In this exercise, return the whole listing exactly, excluding any images.

— START OF Given data —

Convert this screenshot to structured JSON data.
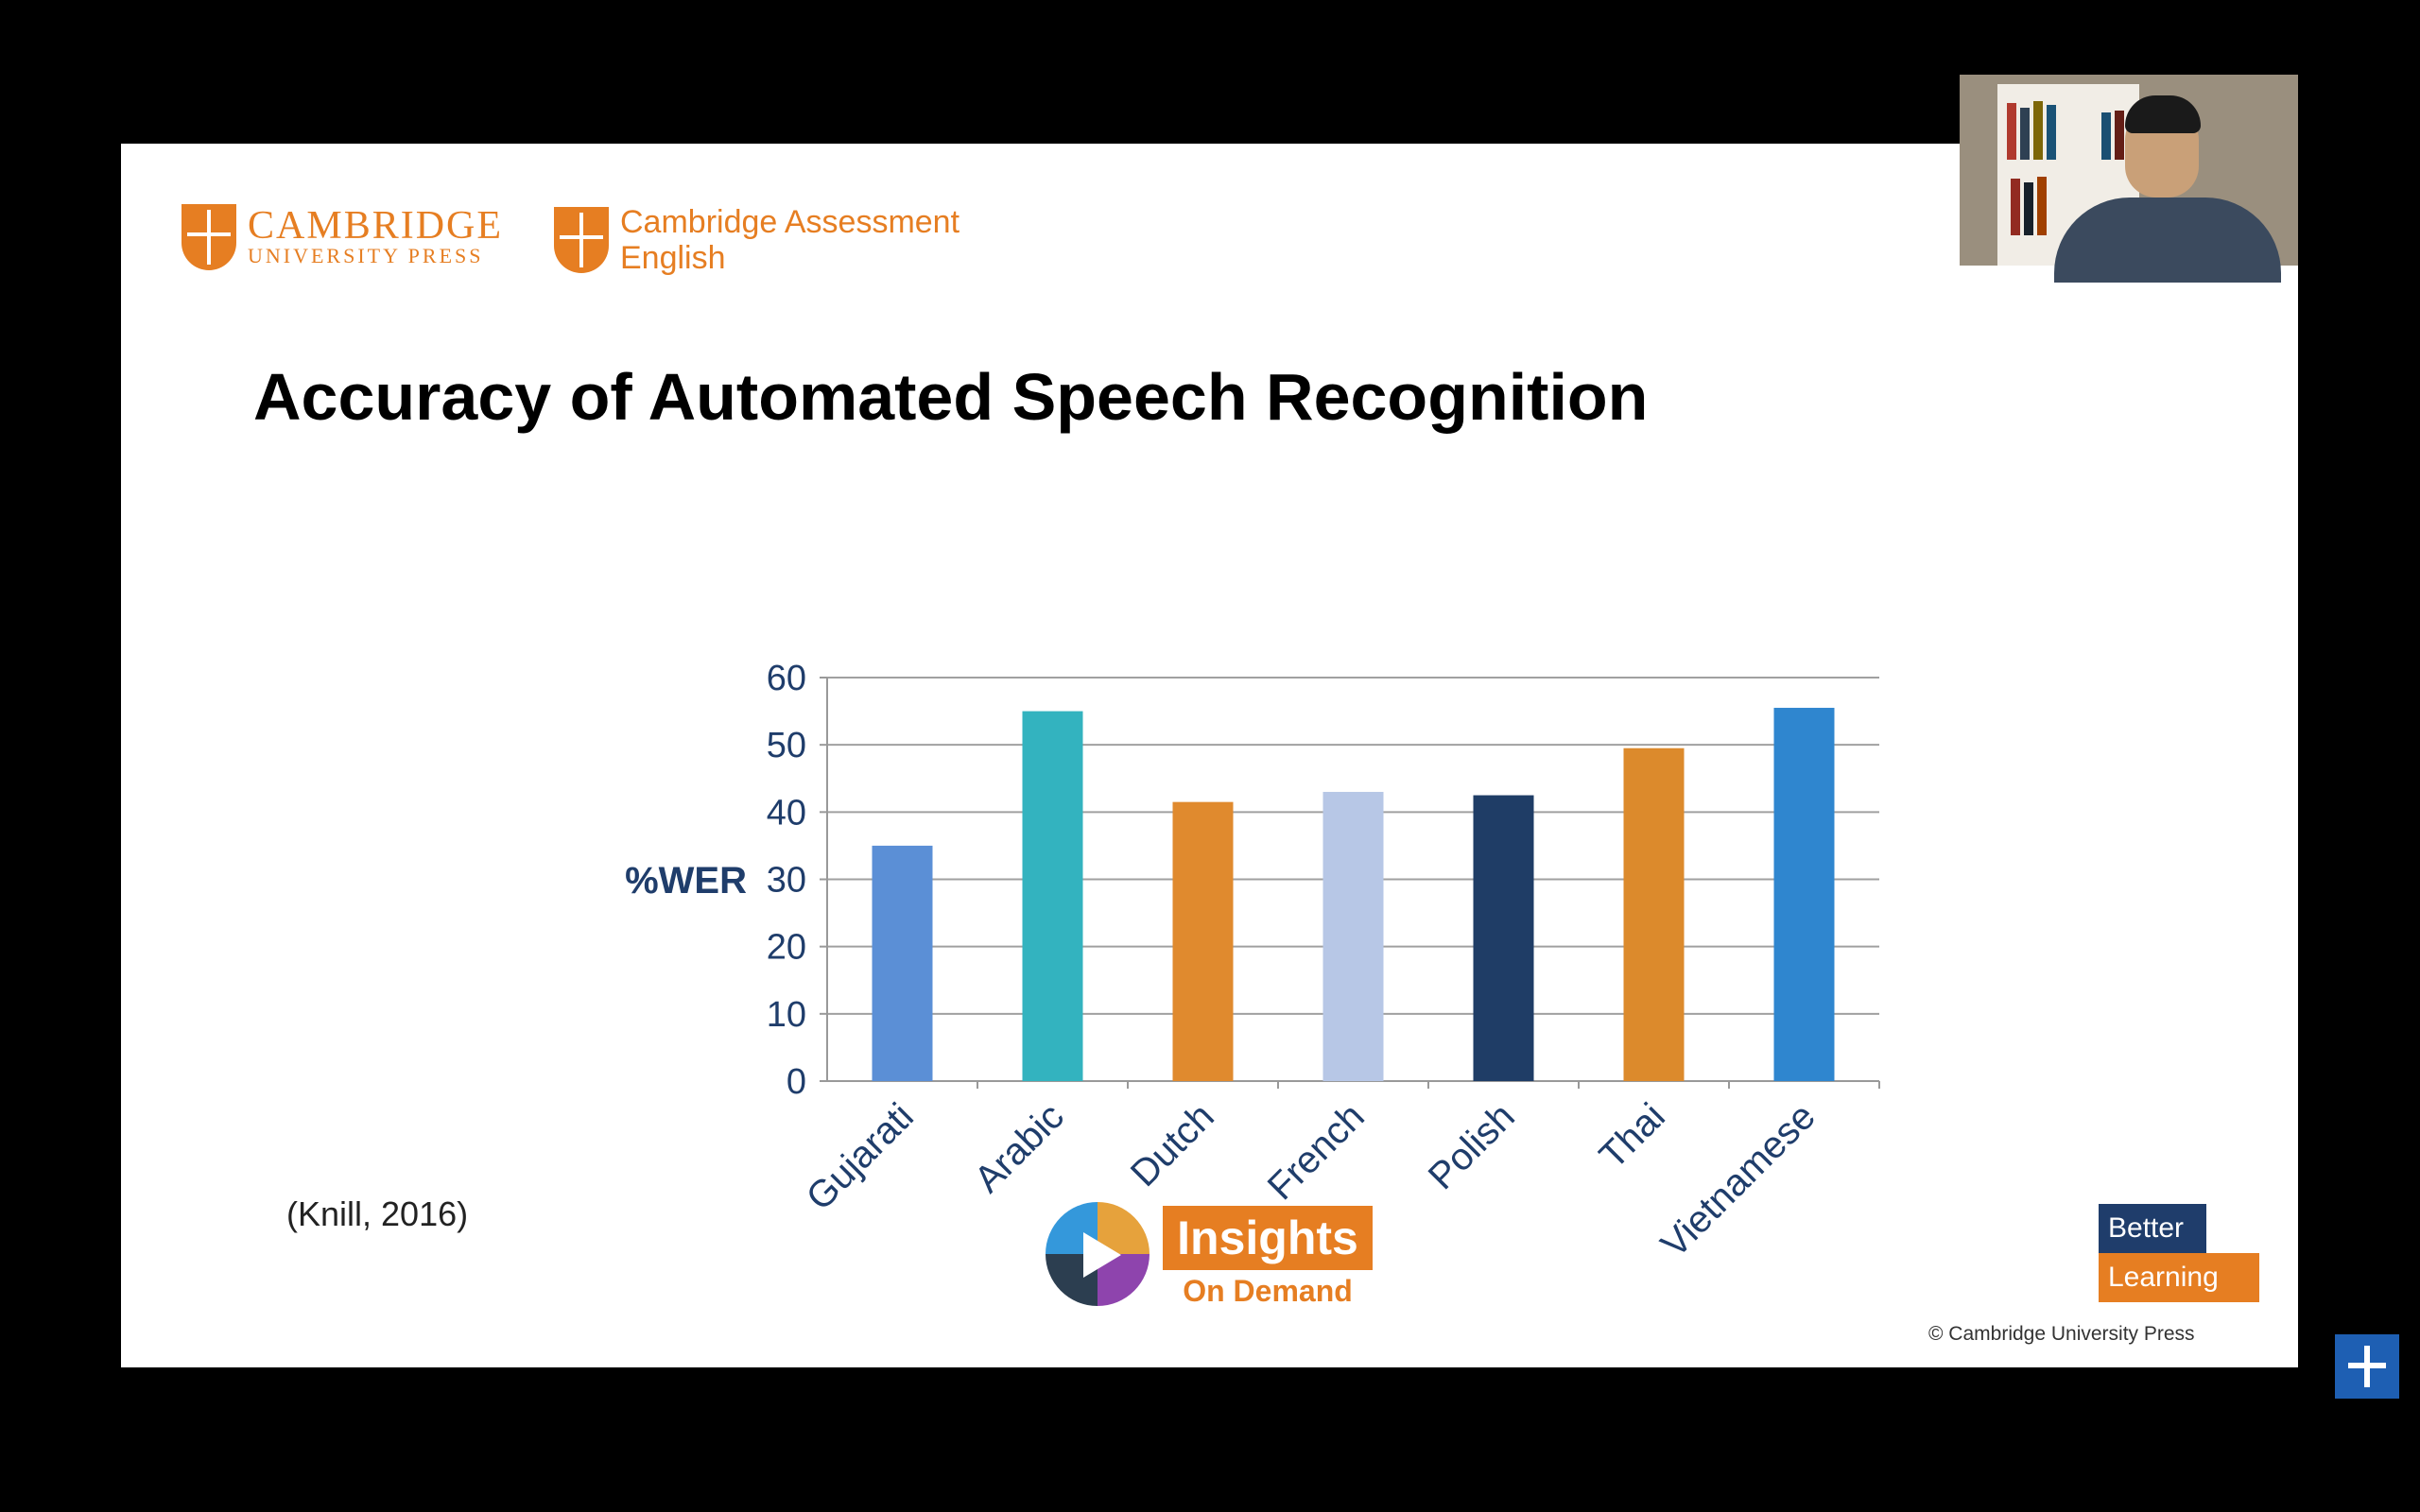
{
  "logos": {
    "cup_line1": "CAMBRIDGE",
    "cup_line2": "UNIVERSITY PRESS",
    "cae_line1": "Cambridge Assessment",
    "cae_line2": "English"
  },
  "slide_title": "Accuracy of Automated Speech Recognition",
  "citation": "(Knill, 2016)",
  "insights": {
    "word": "Insights",
    "sub": "On Demand"
  },
  "better_learning": {
    "line1": "Better",
    "line2": "Learning"
  },
  "copyright": "© Cambridge University Press",
  "chart_data": {
    "type": "bar",
    "title": "",
    "xlabel": "",
    "ylabel": "%WER",
    "ylim": [
      0,
      60
    ],
    "yticks": [
      0,
      10,
      20,
      30,
      40,
      50,
      60
    ],
    "categories": [
      "Gujarati",
      "Arabic",
      "Dutch",
      "French",
      "Polish",
      "Thai",
      "Vietnamese"
    ],
    "values": [
      35,
      55,
      41.5,
      43,
      42.5,
      49.5,
      55.5
    ],
    "colors": [
      "#5b8fd6",
      "#33b3bf",
      "#e08a2e",
      "#b7c7e6",
      "#1f3d66",
      "#dc8a2c",
      "#2f86cf"
    ],
    "grid": true
  }
}
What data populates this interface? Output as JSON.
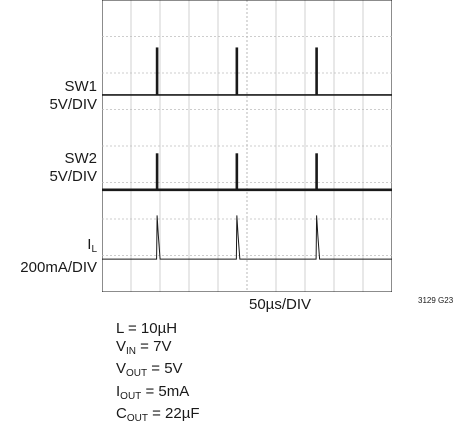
{
  "chart_data": {
    "type": "line",
    "x_divisions": 10,
    "y_divisions": 8,
    "xlabel": "50µs/DIV",
    "figure_id": "3129 G23",
    "switch_period_divs": 2.75,
    "series": [
      {
        "name": "SW1",
        "label_line1": "SW1",
        "label_line2": "5V/DIV",
        "baseline_div": 2.6,
        "pulse_height_div": 1.3,
        "pulse_x_divs": [
          1.9,
          4.65,
          7.4
        ],
        "pulse_width_divs": 0.09
      },
      {
        "name": "SW2",
        "label_line1": "SW2",
        "label_line2": "5V/DIV",
        "baseline_div": 5.2,
        "pulse_height_div": 1.0,
        "pulse_x_divs": [
          1.9,
          4.65,
          7.4
        ],
        "pulse_width_divs": 0.09
      },
      {
        "name": "IL",
        "label_main": "I",
        "label_sub": "L",
        "label_line2": "200mA/DIV",
        "baseline_div": 7.1,
        "spike_height_div": 1.2,
        "pulse_x_divs": [
          1.9,
          4.65,
          7.4
        ]
      }
    ]
  },
  "conditions": [
    {
      "main": "L = 10µH",
      "sub": "",
      "rest": ""
    },
    {
      "main": "V",
      "sub": "IN",
      "rest": " = 7V"
    },
    {
      "main": "V",
      "sub": "OUT",
      "rest": " = 5V"
    },
    {
      "main": "I",
      "sub": "OUT",
      "rest": " = 5mA"
    },
    {
      "main": "C",
      "sub": "OUT",
      "rest": " = 22µF"
    }
  ]
}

— END OF Given data —

**Final result**:
Convert this screenshot to structured JSON data.
{
  "logos": {
    "cup_line1": "CAMBRIDGE",
    "cup_line2": "UNIVERSITY PRESS",
    "cae_line1": "Cambridge Assessment",
    "cae_line2": "English"
  },
  "slide_title": "Accuracy of Automated Speech Recognition",
  "citation": "(Knill, 2016)",
  "insights": {
    "word": "Insights",
    "sub": "On Demand"
  },
  "better_learning": {
    "line1": "Better",
    "line2": "Learning"
  },
  "copyright": "© Cambridge University Press",
  "chart_data": {
    "type": "bar",
    "title": "",
    "xlabel": "",
    "ylabel": "%WER",
    "ylim": [
      0,
      60
    ],
    "yticks": [
      0,
      10,
      20,
      30,
      40,
      50,
      60
    ],
    "categories": [
      "Gujarati",
      "Arabic",
      "Dutch",
      "French",
      "Polish",
      "Thai",
      "Vietnamese"
    ],
    "values": [
      35,
      55,
      41.5,
      43,
      42.5,
      49.5,
      55.5
    ],
    "colors": [
      "#5b8fd6",
      "#33b3bf",
      "#e08a2e",
      "#b7c7e6",
      "#1f3d66",
      "#dc8a2c",
      "#2f86cf"
    ],
    "grid": true
  }
}
What data populates this interface? Output as JSON.
{
  "chart_data": {
    "type": "line",
    "x_divisions": 10,
    "y_divisions": 8,
    "xlabel": "50µs/DIV",
    "figure_id": "3129 G23",
    "switch_period_divs": 2.75,
    "series": [
      {
        "name": "SW1",
        "label_line1": "SW1",
        "label_line2": "5V/DIV",
        "baseline_div": 2.6,
        "pulse_height_div": 1.3,
        "pulse_x_divs": [
          1.9,
          4.65,
          7.4
        ],
        "pulse_width_divs": 0.09
      },
      {
        "name": "SW2",
        "label_line1": "SW2",
        "label_line2": "5V/DIV",
        "baseline_div": 5.2,
        "pulse_height_div": 1.0,
        "pulse_x_divs": [
          1.9,
          4.65,
          7.4
        ],
        "pulse_width_divs": 0.09
      },
      {
        "name": "IL",
        "label_main": "I",
        "label_sub": "L",
        "label_line2": "200mA/DIV",
        "baseline_div": 7.1,
        "spike_height_div": 1.2,
        "pulse_x_divs": [
          1.9,
          4.65,
          7.4
        ]
      }
    ]
  },
  "conditions": [
    {
      "main": "L = 10µH",
      "sub": "",
      "rest": ""
    },
    {
      "main": "V",
      "sub": "IN",
      "rest": " = 7V"
    },
    {
      "main": "V",
      "sub": "OUT",
      "rest": " = 5V"
    },
    {
      "main": "I",
      "sub": "OUT",
      "rest": " = 5mA"
    },
    {
      "main": "C",
      "sub": "OUT",
      "rest": " = 22µF"
    }
  ]
}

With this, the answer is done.